---------- GIVEN DATA ----------

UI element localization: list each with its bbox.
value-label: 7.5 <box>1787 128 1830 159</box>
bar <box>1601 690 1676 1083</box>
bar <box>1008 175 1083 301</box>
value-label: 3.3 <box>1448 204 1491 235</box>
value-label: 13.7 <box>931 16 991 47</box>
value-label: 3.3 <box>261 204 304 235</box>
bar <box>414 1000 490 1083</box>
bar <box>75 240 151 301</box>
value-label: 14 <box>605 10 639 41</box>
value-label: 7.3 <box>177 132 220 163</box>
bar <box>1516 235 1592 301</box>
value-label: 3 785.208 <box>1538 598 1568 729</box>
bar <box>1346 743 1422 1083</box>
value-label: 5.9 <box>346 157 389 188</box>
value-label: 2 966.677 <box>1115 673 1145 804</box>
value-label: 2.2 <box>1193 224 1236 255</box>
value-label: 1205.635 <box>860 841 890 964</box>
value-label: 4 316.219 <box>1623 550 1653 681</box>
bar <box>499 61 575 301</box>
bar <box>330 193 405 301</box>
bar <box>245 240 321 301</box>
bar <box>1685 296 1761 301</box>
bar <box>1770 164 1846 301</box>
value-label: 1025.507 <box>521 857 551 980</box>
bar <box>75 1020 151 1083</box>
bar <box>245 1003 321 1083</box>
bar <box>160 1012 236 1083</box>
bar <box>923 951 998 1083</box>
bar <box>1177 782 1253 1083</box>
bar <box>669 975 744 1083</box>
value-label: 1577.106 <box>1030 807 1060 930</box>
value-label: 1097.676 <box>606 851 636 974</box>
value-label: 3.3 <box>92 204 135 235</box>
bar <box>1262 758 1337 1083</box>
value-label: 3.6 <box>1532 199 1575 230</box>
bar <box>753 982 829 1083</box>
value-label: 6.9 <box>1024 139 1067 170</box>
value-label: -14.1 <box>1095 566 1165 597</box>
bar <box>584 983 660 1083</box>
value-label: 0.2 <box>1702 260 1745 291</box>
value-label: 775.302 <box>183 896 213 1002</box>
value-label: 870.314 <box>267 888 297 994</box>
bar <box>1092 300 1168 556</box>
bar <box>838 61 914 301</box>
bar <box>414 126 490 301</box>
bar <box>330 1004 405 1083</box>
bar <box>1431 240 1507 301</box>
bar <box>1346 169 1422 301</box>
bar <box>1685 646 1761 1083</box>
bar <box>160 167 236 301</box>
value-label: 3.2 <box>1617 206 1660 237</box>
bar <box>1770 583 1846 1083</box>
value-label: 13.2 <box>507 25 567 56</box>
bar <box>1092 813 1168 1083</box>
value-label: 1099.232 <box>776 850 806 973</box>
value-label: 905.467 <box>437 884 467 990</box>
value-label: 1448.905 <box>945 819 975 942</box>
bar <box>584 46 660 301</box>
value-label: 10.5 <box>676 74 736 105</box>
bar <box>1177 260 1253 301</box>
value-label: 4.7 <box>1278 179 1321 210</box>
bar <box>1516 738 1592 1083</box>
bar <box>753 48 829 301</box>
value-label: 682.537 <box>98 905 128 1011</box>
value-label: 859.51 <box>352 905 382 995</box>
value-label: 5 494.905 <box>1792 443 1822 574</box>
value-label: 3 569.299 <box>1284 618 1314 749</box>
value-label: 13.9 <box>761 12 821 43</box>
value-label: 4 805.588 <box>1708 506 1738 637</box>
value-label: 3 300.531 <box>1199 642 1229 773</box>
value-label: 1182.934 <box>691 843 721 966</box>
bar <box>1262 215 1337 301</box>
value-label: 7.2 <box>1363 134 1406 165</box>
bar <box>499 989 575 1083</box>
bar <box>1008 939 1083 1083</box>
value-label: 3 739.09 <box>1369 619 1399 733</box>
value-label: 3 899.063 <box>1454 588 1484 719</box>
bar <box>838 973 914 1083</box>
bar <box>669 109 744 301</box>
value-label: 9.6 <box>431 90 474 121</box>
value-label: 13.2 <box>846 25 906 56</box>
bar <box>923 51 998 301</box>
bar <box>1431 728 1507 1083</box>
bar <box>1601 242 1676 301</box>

----------

▶ _EXERCISE DETAILS_
Reproduce every line of the entries above verbatim, from the first to the last, with no changes.

▶ _FINAL RESULT_
UI element localization: list each with its bbox.
value-label: 7.5 <box>1787 128 1830 159</box>
bar <box>1601 690 1676 1083</box>
bar <box>1008 175 1083 301</box>
value-label: 3.3 <box>1448 204 1491 235</box>
value-label: 13.7 <box>931 16 991 47</box>
value-label: 3.3 <box>261 204 304 235</box>
bar <box>414 1000 490 1083</box>
bar <box>75 240 151 301</box>
value-label: 14 <box>605 10 639 41</box>
value-label: 7.3 <box>177 132 220 163</box>
bar <box>1516 235 1592 301</box>
value-label: 3 785.208 <box>1538 598 1568 729</box>
bar <box>1346 743 1422 1083</box>
value-label: 5.9 <box>346 157 389 188</box>
value-label: 2 966.677 <box>1115 673 1145 804</box>
value-label: 2.2 <box>1193 224 1236 255</box>
value-label: 1205.635 <box>860 841 890 964</box>
value-label: 4 316.219 <box>1623 550 1653 681</box>
bar <box>499 61 575 301</box>
bar <box>330 193 405 301</box>
bar <box>245 240 321 301</box>
bar <box>1685 296 1761 301</box>
bar <box>1770 164 1846 301</box>
value-label: 1025.507 <box>521 857 551 980</box>
bar <box>75 1020 151 1083</box>
bar <box>245 1003 321 1083</box>
bar <box>160 1012 236 1083</box>
bar <box>923 951 998 1083</box>
bar <box>1177 782 1253 1083</box>
bar <box>669 975 744 1083</box>
value-label: 1577.106 <box>1030 807 1060 930</box>
value-label: 1097.676 <box>606 851 636 974</box>
value-label: 3.3 <box>92 204 135 235</box>
bar <box>1262 758 1337 1083</box>
value-label: 3.6 <box>1532 199 1575 230</box>
bar <box>753 982 829 1083</box>
value-label: 6.9 <box>1024 139 1067 170</box>
value-label: -14.1 <box>1095 566 1165 597</box>
bar <box>584 983 660 1083</box>
value-label: 0.2 <box>1702 260 1745 291</box>
value-label: 775.302 <box>183 896 213 1002</box>
value-label: 870.314 <box>267 888 297 994</box>
bar <box>1092 300 1168 556</box>
bar <box>838 61 914 301</box>
bar <box>414 126 490 301</box>
bar <box>330 1004 405 1083</box>
bar <box>1431 240 1507 301</box>
bar <box>1346 169 1422 301</box>
bar <box>1685 646 1761 1083</box>
bar <box>160 167 236 301</box>
value-label: 3.2 <box>1617 206 1660 237</box>
bar <box>1770 583 1846 1083</box>
value-label: 13.2 <box>507 25 567 56</box>
bar <box>1092 813 1168 1083</box>
value-label: 1099.232 <box>776 850 806 973</box>
value-label: 905.467 <box>437 884 467 990</box>
value-label: 1448.905 <box>945 819 975 942</box>
bar <box>584 46 660 301</box>
value-label: 10.5 <box>676 74 736 105</box>
bar <box>1177 260 1253 301</box>
value-label: 4.7 <box>1278 179 1321 210</box>
bar <box>1516 738 1592 1083</box>
bar <box>753 48 829 301</box>
value-label: 682.537 <box>98 905 128 1011</box>
value-label: 859.51 <box>352 905 382 995</box>
value-label: 5 494.905 <box>1792 443 1822 574</box>
value-label: 3 569.299 <box>1284 618 1314 749</box>
value-label: 13.9 <box>761 12 821 43</box>
value-label: 4 805.588 <box>1708 506 1738 637</box>
value-label: 3 300.531 <box>1199 642 1229 773</box>
value-label: 1182.934 <box>691 843 721 966</box>
bar <box>1262 215 1337 301</box>
value-label: 7.2 <box>1363 134 1406 165</box>
bar <box>499 989 575 1083</box>
bar <box>1008 939 1083 1083</box>
value-label: 3 739.09 <box>1369 619 1399 733</box>
value-label: 3 899.063 <box>1454 588 1484 719</box>
bar <box>838 973 914 1083</box>
bar <box>669 109 744 301</box>
value-label: 9.6 <box>431 90 474 121</box>
value-label: 13.2 <box>846 25 906 56</box>
bar <box>923 51 998 301</box>
bar <box>1431 728 1507 1083</box>
bar <box>1601 242 1676 301</box>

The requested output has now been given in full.